**STATED TASK**
List all lines of the data containing the word "Sabre".

[Items from a figure collection]

++++++++++

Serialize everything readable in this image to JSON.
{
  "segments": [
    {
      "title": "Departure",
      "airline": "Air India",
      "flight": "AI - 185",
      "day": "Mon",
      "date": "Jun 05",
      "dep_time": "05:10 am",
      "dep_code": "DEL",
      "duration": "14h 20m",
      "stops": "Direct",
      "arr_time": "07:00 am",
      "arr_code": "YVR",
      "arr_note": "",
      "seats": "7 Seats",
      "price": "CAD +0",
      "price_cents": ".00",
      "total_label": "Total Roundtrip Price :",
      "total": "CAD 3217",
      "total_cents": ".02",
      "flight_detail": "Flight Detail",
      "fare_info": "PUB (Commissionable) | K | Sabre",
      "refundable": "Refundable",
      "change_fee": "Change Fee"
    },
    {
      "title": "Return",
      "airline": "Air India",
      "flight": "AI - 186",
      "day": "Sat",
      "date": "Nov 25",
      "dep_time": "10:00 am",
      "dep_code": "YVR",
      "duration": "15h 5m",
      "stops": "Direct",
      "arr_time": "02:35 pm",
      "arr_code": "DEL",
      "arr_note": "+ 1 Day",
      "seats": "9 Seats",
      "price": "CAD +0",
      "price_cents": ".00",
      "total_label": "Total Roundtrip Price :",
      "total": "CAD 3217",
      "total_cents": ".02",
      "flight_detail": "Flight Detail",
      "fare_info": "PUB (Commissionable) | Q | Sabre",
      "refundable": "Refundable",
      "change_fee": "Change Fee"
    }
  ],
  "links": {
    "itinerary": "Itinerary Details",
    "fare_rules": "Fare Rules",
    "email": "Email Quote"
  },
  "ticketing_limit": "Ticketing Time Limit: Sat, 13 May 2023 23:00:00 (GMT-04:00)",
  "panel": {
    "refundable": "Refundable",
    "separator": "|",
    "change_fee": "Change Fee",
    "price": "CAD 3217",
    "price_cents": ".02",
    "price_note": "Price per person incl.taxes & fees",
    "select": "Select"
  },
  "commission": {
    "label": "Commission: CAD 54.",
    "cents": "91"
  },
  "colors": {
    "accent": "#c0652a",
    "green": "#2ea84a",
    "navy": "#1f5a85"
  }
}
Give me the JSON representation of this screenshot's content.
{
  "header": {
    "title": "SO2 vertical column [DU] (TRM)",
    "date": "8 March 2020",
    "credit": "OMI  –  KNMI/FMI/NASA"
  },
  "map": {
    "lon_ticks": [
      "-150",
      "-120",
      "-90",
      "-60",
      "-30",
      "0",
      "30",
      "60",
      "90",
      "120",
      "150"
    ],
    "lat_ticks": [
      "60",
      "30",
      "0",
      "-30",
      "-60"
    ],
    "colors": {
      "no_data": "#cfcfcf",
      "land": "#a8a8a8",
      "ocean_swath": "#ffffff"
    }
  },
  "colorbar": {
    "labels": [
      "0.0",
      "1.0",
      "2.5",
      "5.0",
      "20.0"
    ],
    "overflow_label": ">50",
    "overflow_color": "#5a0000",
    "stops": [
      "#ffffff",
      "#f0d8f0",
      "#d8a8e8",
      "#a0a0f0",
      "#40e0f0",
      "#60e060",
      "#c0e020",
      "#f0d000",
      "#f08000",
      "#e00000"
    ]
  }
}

++++++++++

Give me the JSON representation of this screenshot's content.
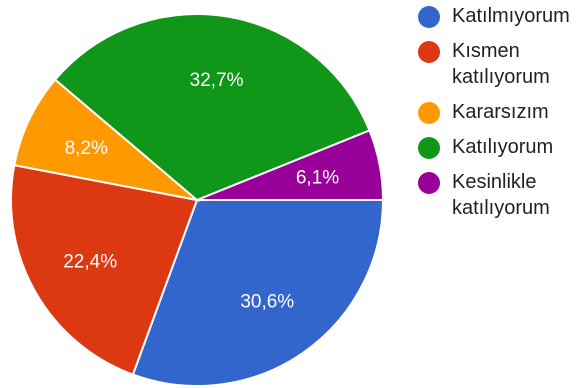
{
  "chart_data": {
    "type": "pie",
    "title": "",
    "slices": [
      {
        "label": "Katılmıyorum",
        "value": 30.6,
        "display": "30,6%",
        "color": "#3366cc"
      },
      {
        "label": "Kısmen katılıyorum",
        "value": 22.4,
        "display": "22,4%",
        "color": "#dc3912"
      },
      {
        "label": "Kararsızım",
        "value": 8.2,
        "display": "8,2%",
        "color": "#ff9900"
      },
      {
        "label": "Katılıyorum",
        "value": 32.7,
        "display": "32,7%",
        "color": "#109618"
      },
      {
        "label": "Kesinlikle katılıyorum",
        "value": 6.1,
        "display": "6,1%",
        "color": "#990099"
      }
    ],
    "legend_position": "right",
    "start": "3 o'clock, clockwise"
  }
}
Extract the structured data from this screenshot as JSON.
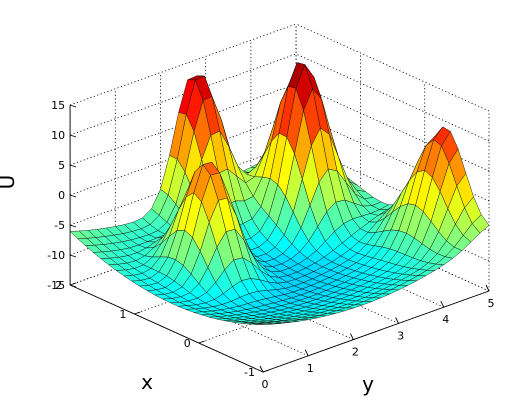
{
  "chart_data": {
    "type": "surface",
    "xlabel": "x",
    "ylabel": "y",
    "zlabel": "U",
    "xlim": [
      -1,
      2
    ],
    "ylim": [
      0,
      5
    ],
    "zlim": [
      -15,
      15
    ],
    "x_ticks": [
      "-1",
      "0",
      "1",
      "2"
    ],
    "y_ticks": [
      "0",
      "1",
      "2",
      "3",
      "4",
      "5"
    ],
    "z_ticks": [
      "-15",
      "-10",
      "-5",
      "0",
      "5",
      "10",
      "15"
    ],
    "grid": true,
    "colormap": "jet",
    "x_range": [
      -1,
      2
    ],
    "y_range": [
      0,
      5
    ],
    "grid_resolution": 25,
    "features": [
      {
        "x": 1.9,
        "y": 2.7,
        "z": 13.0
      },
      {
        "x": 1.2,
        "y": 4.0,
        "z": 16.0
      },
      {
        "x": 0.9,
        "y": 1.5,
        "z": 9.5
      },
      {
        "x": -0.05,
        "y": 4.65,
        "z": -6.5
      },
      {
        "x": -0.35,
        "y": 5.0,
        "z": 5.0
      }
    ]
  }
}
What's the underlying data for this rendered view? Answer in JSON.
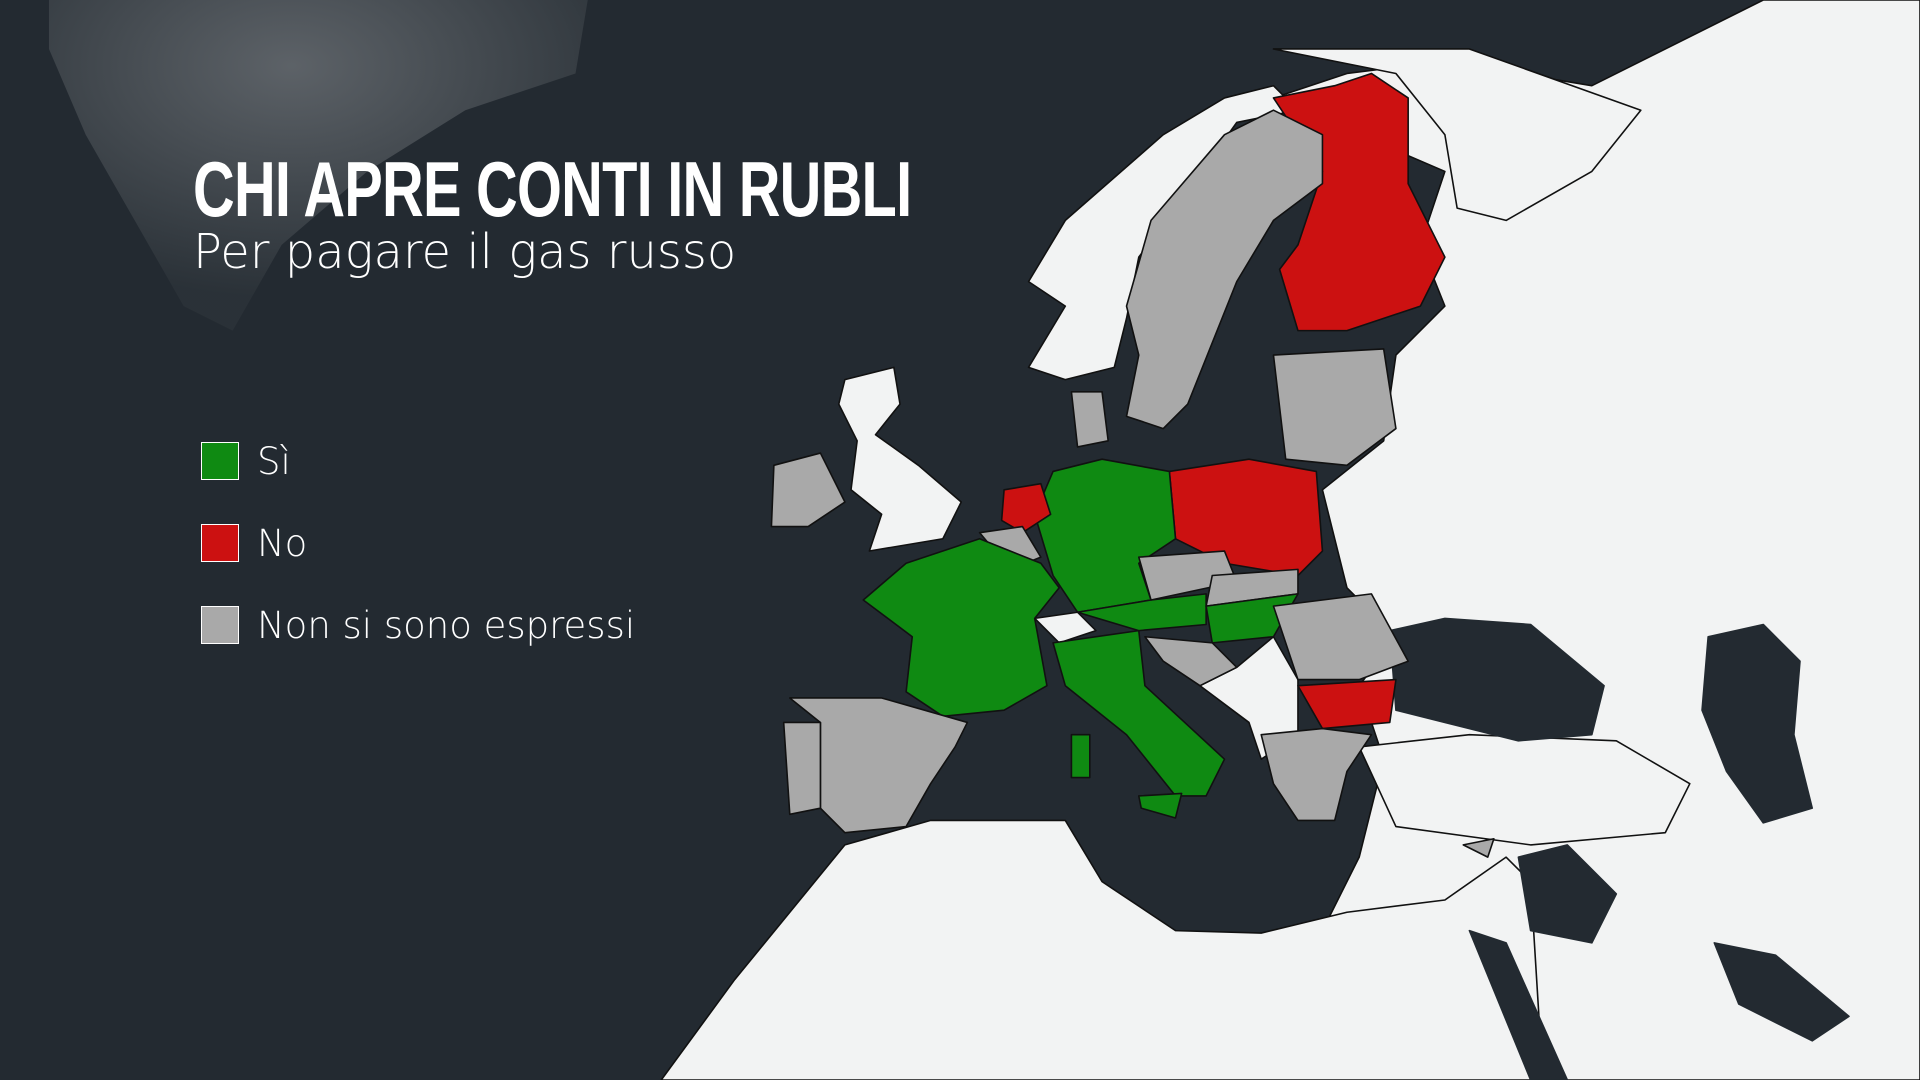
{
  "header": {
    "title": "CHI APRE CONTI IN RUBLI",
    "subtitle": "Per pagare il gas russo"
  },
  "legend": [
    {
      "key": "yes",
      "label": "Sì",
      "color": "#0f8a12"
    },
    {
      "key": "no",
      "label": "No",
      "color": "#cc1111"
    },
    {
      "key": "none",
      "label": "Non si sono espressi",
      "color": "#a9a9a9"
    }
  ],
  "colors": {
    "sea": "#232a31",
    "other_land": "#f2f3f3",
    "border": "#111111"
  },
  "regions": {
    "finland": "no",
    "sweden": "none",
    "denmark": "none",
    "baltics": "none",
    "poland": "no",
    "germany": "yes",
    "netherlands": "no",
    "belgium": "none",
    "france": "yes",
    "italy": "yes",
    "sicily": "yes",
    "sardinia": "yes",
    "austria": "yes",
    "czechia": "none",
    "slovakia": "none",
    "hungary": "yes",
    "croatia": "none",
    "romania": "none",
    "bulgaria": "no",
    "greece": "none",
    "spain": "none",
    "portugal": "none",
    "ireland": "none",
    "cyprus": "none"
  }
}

++++++++++

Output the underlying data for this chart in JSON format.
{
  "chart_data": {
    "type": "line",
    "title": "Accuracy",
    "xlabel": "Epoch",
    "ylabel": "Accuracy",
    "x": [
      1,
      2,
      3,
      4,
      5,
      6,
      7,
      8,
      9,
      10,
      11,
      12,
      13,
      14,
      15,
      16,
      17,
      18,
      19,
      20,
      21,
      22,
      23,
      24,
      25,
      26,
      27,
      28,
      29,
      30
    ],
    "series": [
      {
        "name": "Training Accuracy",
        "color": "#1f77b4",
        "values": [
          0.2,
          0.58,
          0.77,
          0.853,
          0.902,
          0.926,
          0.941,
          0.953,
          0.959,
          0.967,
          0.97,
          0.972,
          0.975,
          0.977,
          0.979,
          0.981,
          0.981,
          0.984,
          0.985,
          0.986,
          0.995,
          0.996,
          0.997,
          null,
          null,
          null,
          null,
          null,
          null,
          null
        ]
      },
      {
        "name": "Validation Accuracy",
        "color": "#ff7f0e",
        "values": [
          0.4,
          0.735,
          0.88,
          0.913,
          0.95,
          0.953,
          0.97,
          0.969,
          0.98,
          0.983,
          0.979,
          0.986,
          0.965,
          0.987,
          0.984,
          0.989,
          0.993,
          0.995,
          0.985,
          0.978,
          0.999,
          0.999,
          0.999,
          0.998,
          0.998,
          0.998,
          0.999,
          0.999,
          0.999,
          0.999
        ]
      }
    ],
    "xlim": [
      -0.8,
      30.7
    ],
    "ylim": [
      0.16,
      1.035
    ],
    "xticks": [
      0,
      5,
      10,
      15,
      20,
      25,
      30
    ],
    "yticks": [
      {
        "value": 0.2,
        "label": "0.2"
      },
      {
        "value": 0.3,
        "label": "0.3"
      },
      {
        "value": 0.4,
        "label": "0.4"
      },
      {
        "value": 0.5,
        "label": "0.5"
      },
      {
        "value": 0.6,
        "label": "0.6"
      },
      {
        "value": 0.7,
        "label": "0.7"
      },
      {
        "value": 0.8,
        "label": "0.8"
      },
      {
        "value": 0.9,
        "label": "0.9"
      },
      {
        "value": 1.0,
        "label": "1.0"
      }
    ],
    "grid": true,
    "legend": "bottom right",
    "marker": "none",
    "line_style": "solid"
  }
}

++++++++++

**COMPLETED TASK**
      "fare_info": "PUB (Commissionable) | K | Sabre",
      "fare_info": "PUB (Commissionable) | Q | Sabre",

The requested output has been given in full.